Work to complete »
Give the number of lines below that contain "right", with no other output.

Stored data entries

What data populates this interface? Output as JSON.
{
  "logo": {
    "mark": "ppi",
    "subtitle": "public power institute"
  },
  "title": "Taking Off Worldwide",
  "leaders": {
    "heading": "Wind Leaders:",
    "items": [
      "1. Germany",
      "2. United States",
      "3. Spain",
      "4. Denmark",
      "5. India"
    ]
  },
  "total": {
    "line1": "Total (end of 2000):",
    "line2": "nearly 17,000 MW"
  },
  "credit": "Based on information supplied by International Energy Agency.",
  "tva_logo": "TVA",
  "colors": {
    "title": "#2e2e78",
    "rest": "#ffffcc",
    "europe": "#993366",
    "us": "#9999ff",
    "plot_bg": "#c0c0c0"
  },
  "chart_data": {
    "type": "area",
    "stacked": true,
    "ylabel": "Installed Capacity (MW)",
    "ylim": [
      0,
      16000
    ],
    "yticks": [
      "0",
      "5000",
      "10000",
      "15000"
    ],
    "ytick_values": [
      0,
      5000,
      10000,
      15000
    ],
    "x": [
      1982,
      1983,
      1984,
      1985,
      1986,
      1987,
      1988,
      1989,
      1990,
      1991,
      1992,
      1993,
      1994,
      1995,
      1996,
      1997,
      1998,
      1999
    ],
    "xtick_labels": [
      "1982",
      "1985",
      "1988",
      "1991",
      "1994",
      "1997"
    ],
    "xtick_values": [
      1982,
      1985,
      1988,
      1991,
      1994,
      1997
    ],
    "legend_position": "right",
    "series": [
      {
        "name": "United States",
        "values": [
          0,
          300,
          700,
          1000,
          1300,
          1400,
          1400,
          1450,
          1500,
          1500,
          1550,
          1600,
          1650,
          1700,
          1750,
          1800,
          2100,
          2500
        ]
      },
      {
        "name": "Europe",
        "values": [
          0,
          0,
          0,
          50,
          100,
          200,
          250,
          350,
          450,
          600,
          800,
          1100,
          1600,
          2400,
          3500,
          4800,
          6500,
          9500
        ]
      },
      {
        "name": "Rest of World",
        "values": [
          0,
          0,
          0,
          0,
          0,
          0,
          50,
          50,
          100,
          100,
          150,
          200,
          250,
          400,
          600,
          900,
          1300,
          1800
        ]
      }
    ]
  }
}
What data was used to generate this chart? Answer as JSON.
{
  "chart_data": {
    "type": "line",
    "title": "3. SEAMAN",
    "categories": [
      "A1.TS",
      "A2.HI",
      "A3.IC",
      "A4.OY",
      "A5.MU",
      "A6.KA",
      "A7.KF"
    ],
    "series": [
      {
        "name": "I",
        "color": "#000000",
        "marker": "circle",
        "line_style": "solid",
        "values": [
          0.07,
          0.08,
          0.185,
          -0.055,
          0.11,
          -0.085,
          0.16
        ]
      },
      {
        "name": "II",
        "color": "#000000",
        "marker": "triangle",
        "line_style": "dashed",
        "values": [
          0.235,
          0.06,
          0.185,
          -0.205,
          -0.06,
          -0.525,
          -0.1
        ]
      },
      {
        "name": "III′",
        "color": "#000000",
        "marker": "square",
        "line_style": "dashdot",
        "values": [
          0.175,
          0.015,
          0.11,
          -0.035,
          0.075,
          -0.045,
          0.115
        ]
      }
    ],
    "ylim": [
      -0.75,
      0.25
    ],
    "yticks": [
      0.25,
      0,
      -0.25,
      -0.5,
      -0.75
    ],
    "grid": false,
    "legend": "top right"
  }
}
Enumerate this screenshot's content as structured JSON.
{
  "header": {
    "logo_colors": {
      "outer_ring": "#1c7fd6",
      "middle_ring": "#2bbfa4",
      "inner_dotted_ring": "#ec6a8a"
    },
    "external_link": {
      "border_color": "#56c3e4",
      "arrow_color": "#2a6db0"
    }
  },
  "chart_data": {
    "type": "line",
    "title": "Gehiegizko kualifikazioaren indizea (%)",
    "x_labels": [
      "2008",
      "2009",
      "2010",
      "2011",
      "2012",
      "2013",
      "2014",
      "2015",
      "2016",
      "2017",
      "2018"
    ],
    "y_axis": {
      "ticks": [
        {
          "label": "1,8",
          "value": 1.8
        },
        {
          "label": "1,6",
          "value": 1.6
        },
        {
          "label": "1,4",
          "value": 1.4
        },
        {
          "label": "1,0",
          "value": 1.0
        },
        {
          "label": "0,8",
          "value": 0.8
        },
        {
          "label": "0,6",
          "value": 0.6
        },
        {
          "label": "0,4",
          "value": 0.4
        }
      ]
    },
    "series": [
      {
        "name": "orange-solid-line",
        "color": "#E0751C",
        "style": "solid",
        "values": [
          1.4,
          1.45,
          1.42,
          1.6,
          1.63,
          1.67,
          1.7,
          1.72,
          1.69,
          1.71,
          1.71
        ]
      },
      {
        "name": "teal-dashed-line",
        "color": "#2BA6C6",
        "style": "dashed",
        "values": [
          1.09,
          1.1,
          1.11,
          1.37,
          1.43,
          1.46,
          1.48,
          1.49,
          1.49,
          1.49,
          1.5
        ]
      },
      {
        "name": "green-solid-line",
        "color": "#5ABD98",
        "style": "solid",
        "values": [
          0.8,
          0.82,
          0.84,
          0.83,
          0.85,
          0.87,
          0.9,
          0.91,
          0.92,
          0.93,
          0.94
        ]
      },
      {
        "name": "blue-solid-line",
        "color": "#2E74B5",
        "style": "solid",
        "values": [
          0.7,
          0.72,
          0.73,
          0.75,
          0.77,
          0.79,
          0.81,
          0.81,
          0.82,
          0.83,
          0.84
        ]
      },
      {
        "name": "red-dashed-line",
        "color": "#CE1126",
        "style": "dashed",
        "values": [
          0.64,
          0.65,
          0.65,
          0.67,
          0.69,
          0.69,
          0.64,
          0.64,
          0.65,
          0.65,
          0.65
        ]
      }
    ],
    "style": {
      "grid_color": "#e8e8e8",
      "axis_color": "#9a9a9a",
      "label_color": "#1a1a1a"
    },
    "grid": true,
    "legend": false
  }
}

Complete output »
2